• **WHAT TO PRODUCE**
Each line below should be reproduced without any alteration.

• **EXTRACTED RECORDS**

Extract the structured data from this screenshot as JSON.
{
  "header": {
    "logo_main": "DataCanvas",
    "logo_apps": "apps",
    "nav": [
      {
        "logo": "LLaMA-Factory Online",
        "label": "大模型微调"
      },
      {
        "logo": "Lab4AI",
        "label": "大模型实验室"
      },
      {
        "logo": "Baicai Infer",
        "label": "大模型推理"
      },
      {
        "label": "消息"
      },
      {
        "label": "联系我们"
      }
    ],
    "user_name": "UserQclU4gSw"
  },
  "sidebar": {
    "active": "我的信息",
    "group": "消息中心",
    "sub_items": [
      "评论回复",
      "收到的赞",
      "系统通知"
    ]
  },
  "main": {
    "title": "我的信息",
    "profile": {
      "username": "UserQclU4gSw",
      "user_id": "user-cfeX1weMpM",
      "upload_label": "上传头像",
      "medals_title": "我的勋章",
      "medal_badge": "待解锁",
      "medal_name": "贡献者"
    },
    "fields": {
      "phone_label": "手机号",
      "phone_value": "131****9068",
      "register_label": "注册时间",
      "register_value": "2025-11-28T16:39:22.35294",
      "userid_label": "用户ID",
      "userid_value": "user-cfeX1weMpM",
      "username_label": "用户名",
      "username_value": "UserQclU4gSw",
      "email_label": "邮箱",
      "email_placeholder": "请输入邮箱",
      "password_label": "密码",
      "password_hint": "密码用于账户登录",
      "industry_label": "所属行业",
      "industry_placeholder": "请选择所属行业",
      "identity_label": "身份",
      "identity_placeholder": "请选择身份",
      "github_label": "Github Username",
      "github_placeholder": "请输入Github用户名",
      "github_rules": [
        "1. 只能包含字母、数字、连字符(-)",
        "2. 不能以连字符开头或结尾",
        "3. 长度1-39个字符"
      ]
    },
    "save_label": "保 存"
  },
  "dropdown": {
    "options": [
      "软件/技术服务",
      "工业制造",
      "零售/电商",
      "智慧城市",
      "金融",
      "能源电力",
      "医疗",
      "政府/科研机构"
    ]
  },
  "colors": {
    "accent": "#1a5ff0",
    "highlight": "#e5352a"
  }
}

• **TASK SOLUTION**
Extract the structured data from this screenshot as JSON.
{
  "header": {
    "logo_main": "DataCanvas",
    "logo_apps": "apps",
    "nav": [
      {
        "logo": "LLaMA-Factory Online",
        "label": "大模型微调"
      },
      {
        "logo": "Lab4AI",
        "label": "大模型实验室"
      },
      {
        "logo": "Baicai Infer",
        "label": "大模型推理"
      },
      {
        "label": "消息"
      },
      {
        "label": "联系我们"
      }
    ],
    "user_name": "UserQclU4gSw"
  },
  "sidebar": {
    "active": "我的信息",
    "group": "消息中心",
    "sub_items": [
      "评论回复",
      "收到的赞",
      "系统通知"
    ]
  },
  "main": {
    "title": "我的信息",
    "profile": {
      "username": "UserQclU4gSw",
      "user_id": "user-cfeX1weMpM",
      "upload_label": "上传头像",
      "medals_title": "我的勋章",
      "medal_badge": "待解锁",
      "medal_name": "贡献者"
    },
    "fields": {
      "phone_label": "手机号",
      "phone_value": "131****9068",
      "register_label": "注册时间",
      "register_value": "2025-11-28T16:39:22.35294",
      "userid_label": "用户ID",
      "userid_value": "user-cfeX1weMpM",
      "username_label": "用户名",
      "username_value": "UserQclU4gSw",
      "email_label": "邮箱",
      "email_placeholder": "请输入邮箱",
      "password_label": "密码",
      "password_hint": "密码用于账户登录",
      "industry_label": "所属行业",
      "industry_placeholder": "请选择所属行业",
      "identity_label": "身份",
      "identity_placeholder": "请选择身份",
      "github_label": "Github Username",
      "github_placeholder": "请输入Github用户名",
      "github_rules": [
        "1. 只能包含字母、数字、连字符(-)",
        "2. 不能以连字符开头或结尾",
        "3. 长度1-39个字符"
      ]
    },
    "save_label": "保 存"
  },
  "dropdown": {
    "options": [
      "软件/技术服务",
      "工业制造",
      "零售/电商",
      "智慧城市",
      "金融",
      "能源电力",
      "医疗",
      "政府/科研机构"
    ]
  },
  "colors": {
    "accent": "#1a5ff0",
    "highlight": "#e5352a"
  }
}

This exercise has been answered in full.